— INSTRUCTION —
Identify and reproduce every line holding the string "this".

— EXERCISE MATERIALS —
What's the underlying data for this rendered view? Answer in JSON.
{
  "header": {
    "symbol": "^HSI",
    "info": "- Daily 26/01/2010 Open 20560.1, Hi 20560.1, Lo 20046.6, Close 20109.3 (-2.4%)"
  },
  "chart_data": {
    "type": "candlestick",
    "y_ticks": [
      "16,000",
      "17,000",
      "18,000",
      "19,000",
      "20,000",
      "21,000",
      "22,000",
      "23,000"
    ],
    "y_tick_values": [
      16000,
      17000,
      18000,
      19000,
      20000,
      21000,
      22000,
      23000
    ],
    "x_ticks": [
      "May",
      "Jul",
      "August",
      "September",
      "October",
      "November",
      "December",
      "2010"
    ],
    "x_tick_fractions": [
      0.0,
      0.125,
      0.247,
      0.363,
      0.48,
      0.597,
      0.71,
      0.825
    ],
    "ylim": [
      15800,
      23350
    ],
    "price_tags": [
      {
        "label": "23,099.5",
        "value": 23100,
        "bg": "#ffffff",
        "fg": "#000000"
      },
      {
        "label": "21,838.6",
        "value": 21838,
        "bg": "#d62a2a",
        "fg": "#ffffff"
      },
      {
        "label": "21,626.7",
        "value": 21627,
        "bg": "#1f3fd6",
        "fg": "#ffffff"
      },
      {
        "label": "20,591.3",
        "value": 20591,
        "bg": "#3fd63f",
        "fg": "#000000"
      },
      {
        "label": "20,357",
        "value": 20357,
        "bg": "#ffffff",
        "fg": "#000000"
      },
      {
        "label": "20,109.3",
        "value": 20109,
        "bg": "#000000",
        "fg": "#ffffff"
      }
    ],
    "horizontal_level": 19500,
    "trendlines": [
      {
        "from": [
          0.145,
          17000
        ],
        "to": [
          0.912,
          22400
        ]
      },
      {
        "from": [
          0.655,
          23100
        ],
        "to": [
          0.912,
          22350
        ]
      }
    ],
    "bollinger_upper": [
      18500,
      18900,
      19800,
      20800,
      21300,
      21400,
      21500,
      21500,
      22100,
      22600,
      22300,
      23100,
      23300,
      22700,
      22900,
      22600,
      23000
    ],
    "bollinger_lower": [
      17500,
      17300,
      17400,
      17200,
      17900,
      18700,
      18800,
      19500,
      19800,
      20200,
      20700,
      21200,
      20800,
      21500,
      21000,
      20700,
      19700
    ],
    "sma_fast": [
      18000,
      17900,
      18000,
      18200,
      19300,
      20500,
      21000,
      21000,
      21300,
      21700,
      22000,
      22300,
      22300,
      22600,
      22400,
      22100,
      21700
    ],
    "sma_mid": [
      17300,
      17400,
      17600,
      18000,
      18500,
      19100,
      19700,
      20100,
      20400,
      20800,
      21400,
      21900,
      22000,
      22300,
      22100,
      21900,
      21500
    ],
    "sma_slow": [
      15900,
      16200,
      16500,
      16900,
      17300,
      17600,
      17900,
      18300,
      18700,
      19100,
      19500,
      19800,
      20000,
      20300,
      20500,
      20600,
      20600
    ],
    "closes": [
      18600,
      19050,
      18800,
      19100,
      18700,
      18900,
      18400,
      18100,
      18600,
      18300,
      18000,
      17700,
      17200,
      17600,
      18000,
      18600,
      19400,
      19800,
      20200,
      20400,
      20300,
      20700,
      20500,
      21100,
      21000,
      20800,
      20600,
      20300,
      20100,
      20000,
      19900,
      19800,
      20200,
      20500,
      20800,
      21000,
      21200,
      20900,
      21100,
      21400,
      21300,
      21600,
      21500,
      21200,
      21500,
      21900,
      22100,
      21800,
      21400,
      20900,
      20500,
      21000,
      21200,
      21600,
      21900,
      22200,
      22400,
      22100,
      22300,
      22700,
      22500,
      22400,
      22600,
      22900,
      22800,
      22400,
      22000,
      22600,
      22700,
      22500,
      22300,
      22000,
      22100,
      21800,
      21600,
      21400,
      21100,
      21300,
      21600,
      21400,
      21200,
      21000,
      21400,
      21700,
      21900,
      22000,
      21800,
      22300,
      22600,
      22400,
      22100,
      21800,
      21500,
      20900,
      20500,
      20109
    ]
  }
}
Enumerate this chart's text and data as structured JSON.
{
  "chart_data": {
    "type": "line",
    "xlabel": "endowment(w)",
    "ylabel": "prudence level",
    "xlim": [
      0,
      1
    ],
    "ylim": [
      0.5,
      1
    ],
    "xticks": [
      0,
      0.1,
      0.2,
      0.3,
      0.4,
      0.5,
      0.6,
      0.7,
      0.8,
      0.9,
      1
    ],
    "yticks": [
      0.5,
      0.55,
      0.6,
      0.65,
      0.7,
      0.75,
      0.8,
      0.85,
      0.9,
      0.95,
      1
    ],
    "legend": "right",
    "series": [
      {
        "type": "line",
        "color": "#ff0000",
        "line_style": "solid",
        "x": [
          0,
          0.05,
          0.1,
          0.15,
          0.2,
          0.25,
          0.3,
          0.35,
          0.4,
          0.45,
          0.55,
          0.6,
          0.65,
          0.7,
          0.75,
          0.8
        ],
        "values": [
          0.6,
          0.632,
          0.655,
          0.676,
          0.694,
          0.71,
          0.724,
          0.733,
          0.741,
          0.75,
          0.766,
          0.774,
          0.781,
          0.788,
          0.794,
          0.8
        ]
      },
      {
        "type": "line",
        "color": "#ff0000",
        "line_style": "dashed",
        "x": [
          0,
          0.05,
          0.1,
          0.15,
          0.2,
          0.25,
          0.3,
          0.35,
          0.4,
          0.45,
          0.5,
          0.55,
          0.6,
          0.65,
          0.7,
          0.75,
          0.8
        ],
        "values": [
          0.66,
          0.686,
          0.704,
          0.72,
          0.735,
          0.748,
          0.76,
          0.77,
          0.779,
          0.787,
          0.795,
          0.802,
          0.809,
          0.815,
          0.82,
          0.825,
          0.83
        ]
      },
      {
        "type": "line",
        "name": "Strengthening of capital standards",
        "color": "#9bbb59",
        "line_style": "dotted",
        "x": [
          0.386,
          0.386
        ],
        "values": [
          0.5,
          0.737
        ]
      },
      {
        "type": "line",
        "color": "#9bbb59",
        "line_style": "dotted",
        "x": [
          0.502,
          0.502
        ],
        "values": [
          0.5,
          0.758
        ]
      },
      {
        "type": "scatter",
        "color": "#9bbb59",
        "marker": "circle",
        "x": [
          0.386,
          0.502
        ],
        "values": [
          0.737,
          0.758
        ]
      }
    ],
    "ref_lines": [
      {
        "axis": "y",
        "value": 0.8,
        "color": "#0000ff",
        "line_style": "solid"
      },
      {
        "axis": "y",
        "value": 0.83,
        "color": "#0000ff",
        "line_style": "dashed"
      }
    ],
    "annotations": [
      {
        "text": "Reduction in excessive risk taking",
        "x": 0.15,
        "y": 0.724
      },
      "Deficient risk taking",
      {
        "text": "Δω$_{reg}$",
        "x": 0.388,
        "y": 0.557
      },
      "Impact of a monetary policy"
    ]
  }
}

— RESULT —
What's the underlying data for this rendered view? Answer in JSON.
Enumerate this chart's text and data as structured JSON.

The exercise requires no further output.